KUTIPAN HALAMAN:
====
Ardi Lawet merupakan
salah satu brand yang cukup familiar, minimal di Purbalingga, Jawa Tengah.
Beberapa badan usaha menggunakan nama tempat yang masih disakralkan ini.
Seperti apa serunya perjalanan kesana ?
RUTE
Petilasan Ardi Lawet
terletak di Panusupan, Karang Moncol. Ada dua pilihan rute untuk menuju lokasi.
Pertama : berangkat dari kota Purbalingga - Kaligondang - Rembang - Rajawana -
Panusupan atau rute yang lain adalah melalui Bobotsari - Karang Anyar - Rajawana
- Panusupan.
Pilihan berangkat
dari rute pertama lebih banyak dipilih karena lebih mudah. Sementara untuk
perjalan pulang kita bisa memilih rute kedua.
Setelah sampai di
Panusupan, pengunjung bisa menuju kediaman Mulyono (mantan Sekdes) untuk transit
awal. Di tempat inilah kita bisa mendapatkan informasi mengenai sejarah Syech
Jambu Karang dan juga meminta bantuan guide untuk menuju puncak. Mulyono yang
juga dikenal dengan julukan carike ini
adalah salah seorang sesepuh yang kerap mengantar peziarah ataupun tamu-tamu
yang mencari info mengenai petilasan ini. Biasanya di griya ini jugalah, kita akan diarahkan naik pada jam-jam yang
disarankan. Khususnya untuk pendakian malam. Bahkan, kadang pun pengunjung
harus pulang jika tak diijinkan naik. Hmmm,
semenarik apakah tempat ini ?
Pak Mulyono
SEJARAH
Petilasan ini jadi
sangat menarik untuk dikunjungi mengingat Ardi Lawet memiliki keterkaitan
dengan penyebaran agama Islam di Purbalingga dan sekitarnya. Jauh sebelum masa
Wali Songo.
Adalah Raden
Mundingwangi atau ada juga yang menyebutnya Raden Mendang (kakak Raden
Mundingsari) putra Raja Pajajaran yang naik tahta menggantikan Ayahandanya yang
mangkat. Namun, bisikan hati untuk mencari cahaya atau nur membuatnya
meletakkan tahta. Beliaupun memilih menjadi pertapa di Gunung Karang, Banten.
Sementara itu sang
adik - yang sudah menjadi Raja -
justru menerima wangsit berupa surat yang tidak dipahaminya. Utusanpun dikirim
untuk menjemput Mundingwangi. Ternyata benar, surat itupun bisa dibaca
Mundingwangi. Isinya adalah petunjuk tentang keberadaan cahaya di sebelah
timur. Membaca pesan itu, Mundingwangi pun melanjutkan pengembaraannya dengan
diikuti pasukan berjumlah 160 orang.
Dalam perjalanannya,
sampailah Mundingwangi di desa Grantung, dimana cahaya itu menghilang. Dari
Grantung ini dia kembali meneruskan langkahnya ditemani seorang pengikut yang
diambilnya dari desa Grantung. Hal ini dilakukannya karena pasukannya telah
habis dalam masa pengembaraannya yang memakan waktu lama. Pengikutnya ini
kemudian dikenal dengan nama Kyai Santri. Dari sini, Mundingwangi terus menuju
ke arah yang lebih tinggi dan tenang untuk bertapa. Dengan arahan petunjuk
seorang penduduk, Ki Moneng, Mundingwangi pun sampai di Gunung Kraton.
====
TUGAS ANDA:
#1 Salin bagian teks tentang Ardi Lawet, mulai dari "Sementara itu sang" dan berakhir pada "berjumlah 160 orang.".
#2 Sebutkan secara berurutan semua tempat yang dilalui rute pertama menuju Panusupan menurut teks tentang Ardi Lawet, dari titik berangkat sampai tujuan.
#3 Teruskan teks tentang petilasan Ardi Lawet mulai setelah kalimat terakhir yang ditampilkan.

Catatan batas elemen:
====
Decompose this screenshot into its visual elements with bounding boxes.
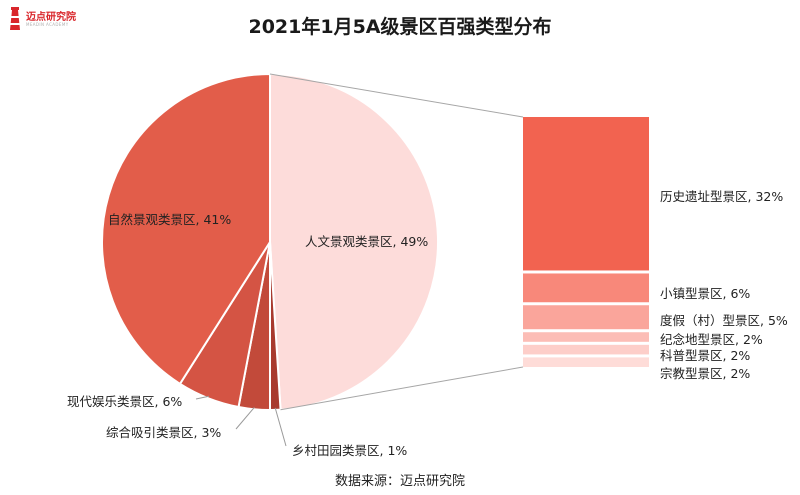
- slice-label: 人文景观类景区, 49%: [305, 234, 428, 249]
- breakdown-label: 科普型景区, 2%: [660, 348, 750, 363]
- slice-label: 综合吸引类景区, 3%: [106, 425, 221, 440]
- breakdown-label: 小镇型景区, 6%: [660, 286, 750, 301]
- breakdown-bar-segment: [523, 357, 649, 367]
- chart-title: 2021年1月5A级景区百强类型分布: [248, 16, 552, 38]
- connector-line: [280, 366, 524, 411]
- pie-slice: [100, 72, 271, 386]
- slice-label: 现代娱乐类景区, 6%: [67, 394, 182, 409]
- lighthouse-icon: [10, 7, 20, 30]
- breakdown-label: 度假（村）型景区, 5%: [660, 313, 788, 328]
- slice-label: 自然景观类景区, 41%: [108, 212, 231, 227]
- logo-text: 迈点研究院: [26, 12, 76, 23]
- pie-slice: [269, 72, 439, 411]
- breakdown-bar-segment: [523, 344, 649, 355]
- brand-logo: 迈点研究院 MEADIN ACADEMY: [6, 6, 86, 34]
- breakdown-label: 宗教型景区, 2%: [660, 366, 750, 381]
- logo-subtext: MEADIN ACADEMY: [26, 22, 69, 27]
- connector-line: [269, 73, 524, 118]
- slice-label: 乡村田园类景区, 1%: [292, 443, 407, 458]
- data-source: 数据来源：迈点研究院: [334, 474, 465, 489]
- leader-line: [274, 407, 287, 447]
- breakdown-label: 历史遗址型景区, 32%: [660, 189, 783, 204]
- leader-line: [235, 406, 255, 430]
- breakdown-bar-segment: [523, 273, 649, 303]
- breakdown-bar-segment: [523, 117, 649, 271]
- breakdown-bar-segment: [523, 332, 649, 342]
- breakdown-bar-segment: [523, 305, 649, 330]
- leader-line: [195, 395, 210, 400]
- breakdown-label: 纪念地型景区, 2%: [660, 332, 763, 347]
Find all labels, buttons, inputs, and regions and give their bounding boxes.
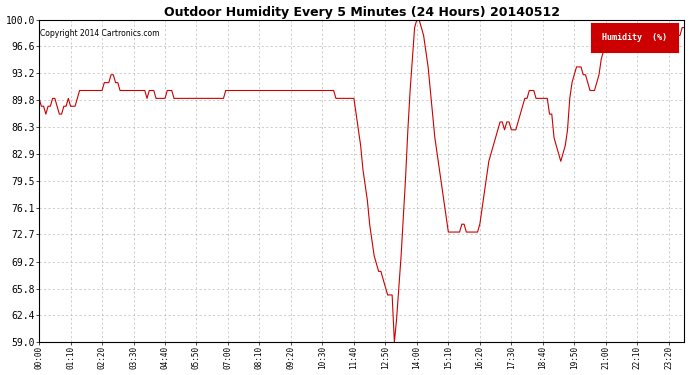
Text: Copyright 2014 Cartronics.com: Copyright 2014 Cartronics.com: [41, 29, 160, 38]
Title: Outdoor Humidity Every 5 Minutes (24 Hours) 20140512: Outdoor Humidity Every 5 Minutes (24 Hou…: [164, 6, 560, 18]
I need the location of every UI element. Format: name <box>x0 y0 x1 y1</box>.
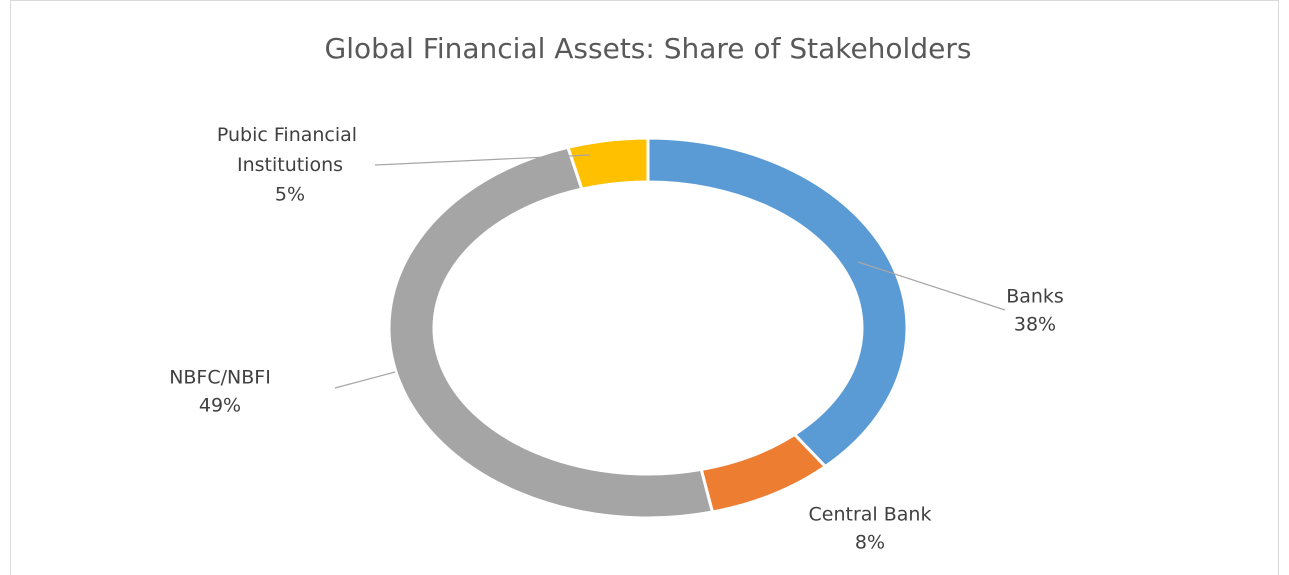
chart-title: Global Financial Assets: Share of Stakeh… <box>325 32 972 65</box>
slice-label: Banks <box>1006 286 1064 308</box>
value-label: 8% <box>855 532 885 554</box>
value-label: 5% <box>275 184 305 206</box>
value-label: 38% <box>1014 314 1056 336</box>
leader-line <box>334 371 396 389</box>
slice <box>387 145 715 520</box>
leader-line <box>374 154 591 166</box>
slice-label: Central Bank <box>809 504 932 526</box>
value-label: 49% <box>199 395 241 417</box>
slice <box>646 136 909 469</box>
slice-label: Pubic Financial Institutions <box>217 124 363 176</box>
slice-label: NBFC/NBFI <box>169 367 271 389</box>
slice <box>566 136 650 191</box>
leader-line <box>857 261 1006 311</box>
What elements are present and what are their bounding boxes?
====
JAWABAN TUGAS:
#1
Sementara itu sang
adik - yang sudah menjadi Raja -
justru menerima wangsit berupa surat yang tidak dipahaminya. Utusanpun dikirim
untuk menjemput Mundingwangi. Ternyata benar, surat itupun bisa dibaca
Mundingwangi. Isinya adalah petunjuk tentang keberadaan cahaya di sebelah
timur. Membaca pesan itu, Mundingwangi pun melanjutkan pengembaraannya dengan
diikuti pasukan berjumlah 160 orang.

#2 Kota Purbalingga, Kaligondang, Rembang, Rajawana, Panusupan

#3
Pada saat yang
bersamaan, wilayah Pekiringan ternyata sudah dipimpin serang aulia bernama Syech Atas Angin. Merasa
ada seorang asing yang masuk wilayahnya tanpa permisi, Syech Atas Angin pun
menemui Mundingwangi yang sedang bertapa. Sebagai serang Muslim, Syech atas
Angin mengucap salam. Namun sampai tiga kali tak kunjung dijawab. Beliau pun
beranggapan jika pertapa sakti tersebut mengalami gangguan pendengaran.
Mundingwangi yang
mendengarnya pun segera menghentikan semedinya. Usai berbincang keputusan adu
kesaktianpun terucap. Aturan mainnya tidak boleh menghilangkan nyawa. Melainkan
siapa yang kalah harus mengikuti keyakinan si pemenang. Dikarenakan gunung ini
sempit dan sulit, maka adu kesaktian pun dilakukan di Grantung. Semua kesaktian
yang ditawarkan Syech Atas Angin dapat diatasi Mundingwangi. Sampai akhirnya
saat mereka sama-sama melempar penutup kepalanya, ternyata milik Mundingwangi
berada dibawah milik Seych Atas Angin. Mundingwangi legowo menerima kekalahan
tersebut dan kemudian masuk Islam.
Untuk proses
penyucainnya, Mundingwangi dibawa ke Gunung Lawet. Disanalah rambut dan kuku
beliau yang dimakamkan. Kemudian beliau bersuci dengan air zam-zam yang
dibawakan aulia lain. Dan inilah alasan mengapa mata air di dekat makam ramai
diambil peziarah sebagai "oleh-oleh".
Sementara untuk menerima pelajaran pertama yang berisi Ketauhidan, Syech Atas
Angin membawa beliau ke Gunung Kraton. Pada waktu "Syahadat" terucap,
dikishkan semua gunung atau bukit yang mengelilinginya pun ikut tunduk mengakui
kebesaran Alloh SWT. Hanya satu yang membangkang dan kemudian dinamakan Gunung
Bengkeng. Dari situlah, Mundingwangi berganti nama menjadi Syech Jambu Karang.
Karang dari Gunung Karang Banten, tempat awalnya dia bertapa. Sementara jambu
adalah dari pohon jambudipa yang menaunginya saat menerima ajaran pertama. Dan
setelahnya bersama-sama Kyai Santri, Syech Jambu Karang menempati Gunung atau
Ardi Lawet.
BERPUTRI RUBIAH BEKTI
Setelah
bertahun-tahun menetap di Ardi Lawet, Syech Jambu Karang memiliki seorang putri
bernama Rubiah Bekti. Ada dua pendapat mengenai asal usul sang putri. Pertama
karena Kehendak Sang Maha, maka dari sebuah jantung pisang lahirlah Rubiah
Bekti. Pendapat lain mengatakan jika Rubiah Bekti adalah putri Ki Telun ( orang
yang ditugaskan Raja untuk membuka pengalasan kulon dan beranak pinak disna).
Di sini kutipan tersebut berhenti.